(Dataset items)
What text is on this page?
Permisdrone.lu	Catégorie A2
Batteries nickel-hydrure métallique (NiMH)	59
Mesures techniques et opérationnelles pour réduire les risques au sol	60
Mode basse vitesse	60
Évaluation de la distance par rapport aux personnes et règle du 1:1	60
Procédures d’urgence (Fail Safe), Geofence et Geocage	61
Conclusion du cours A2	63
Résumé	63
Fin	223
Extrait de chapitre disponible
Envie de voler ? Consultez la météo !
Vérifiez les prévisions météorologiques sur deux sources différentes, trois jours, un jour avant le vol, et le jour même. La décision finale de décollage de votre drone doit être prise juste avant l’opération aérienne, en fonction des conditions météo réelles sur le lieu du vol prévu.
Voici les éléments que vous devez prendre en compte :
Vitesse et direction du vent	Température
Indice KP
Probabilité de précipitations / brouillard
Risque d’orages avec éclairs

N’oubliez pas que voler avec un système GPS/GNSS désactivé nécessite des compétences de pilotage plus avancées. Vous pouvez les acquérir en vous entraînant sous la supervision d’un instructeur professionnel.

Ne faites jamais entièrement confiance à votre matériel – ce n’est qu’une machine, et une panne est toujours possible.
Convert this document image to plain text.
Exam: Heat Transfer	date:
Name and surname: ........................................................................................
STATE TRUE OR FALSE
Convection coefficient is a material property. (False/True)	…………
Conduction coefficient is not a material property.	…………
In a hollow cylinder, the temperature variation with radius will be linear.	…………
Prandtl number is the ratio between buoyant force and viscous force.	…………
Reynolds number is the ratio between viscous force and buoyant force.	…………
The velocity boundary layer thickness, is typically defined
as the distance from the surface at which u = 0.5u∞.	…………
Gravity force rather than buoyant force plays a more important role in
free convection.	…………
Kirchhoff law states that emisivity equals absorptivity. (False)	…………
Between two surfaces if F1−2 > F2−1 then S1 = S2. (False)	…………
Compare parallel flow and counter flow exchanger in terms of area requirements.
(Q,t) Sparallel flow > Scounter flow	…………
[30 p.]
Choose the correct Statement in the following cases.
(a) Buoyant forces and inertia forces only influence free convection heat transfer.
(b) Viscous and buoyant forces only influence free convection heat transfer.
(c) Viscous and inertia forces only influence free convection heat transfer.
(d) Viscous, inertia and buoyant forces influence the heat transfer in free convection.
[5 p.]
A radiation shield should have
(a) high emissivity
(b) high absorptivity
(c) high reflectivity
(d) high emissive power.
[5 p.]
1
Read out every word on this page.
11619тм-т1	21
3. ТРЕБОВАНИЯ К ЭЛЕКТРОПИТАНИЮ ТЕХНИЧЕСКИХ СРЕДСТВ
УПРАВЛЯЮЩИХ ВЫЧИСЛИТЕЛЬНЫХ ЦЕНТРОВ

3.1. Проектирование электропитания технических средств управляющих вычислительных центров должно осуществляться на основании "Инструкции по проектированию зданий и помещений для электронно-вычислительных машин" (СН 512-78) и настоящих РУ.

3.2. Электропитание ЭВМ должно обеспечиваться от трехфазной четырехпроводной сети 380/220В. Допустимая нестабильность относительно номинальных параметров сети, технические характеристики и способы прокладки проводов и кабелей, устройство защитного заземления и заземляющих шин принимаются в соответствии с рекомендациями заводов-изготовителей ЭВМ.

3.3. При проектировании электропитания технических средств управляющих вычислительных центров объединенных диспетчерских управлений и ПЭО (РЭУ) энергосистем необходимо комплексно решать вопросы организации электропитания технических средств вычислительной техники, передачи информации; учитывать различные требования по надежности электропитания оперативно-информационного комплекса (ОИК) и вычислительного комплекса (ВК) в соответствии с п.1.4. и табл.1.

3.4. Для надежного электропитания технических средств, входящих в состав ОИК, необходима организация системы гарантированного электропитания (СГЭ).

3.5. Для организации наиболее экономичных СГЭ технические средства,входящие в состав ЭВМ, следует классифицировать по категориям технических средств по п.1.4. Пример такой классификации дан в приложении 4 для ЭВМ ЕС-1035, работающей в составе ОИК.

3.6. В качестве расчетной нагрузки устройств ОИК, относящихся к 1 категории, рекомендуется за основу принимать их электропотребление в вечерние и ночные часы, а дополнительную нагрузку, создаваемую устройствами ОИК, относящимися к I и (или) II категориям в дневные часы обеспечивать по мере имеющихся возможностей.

• **Given task**
Report only how many lines in the records contain the word "inertia".

• **Solution to the problem**
3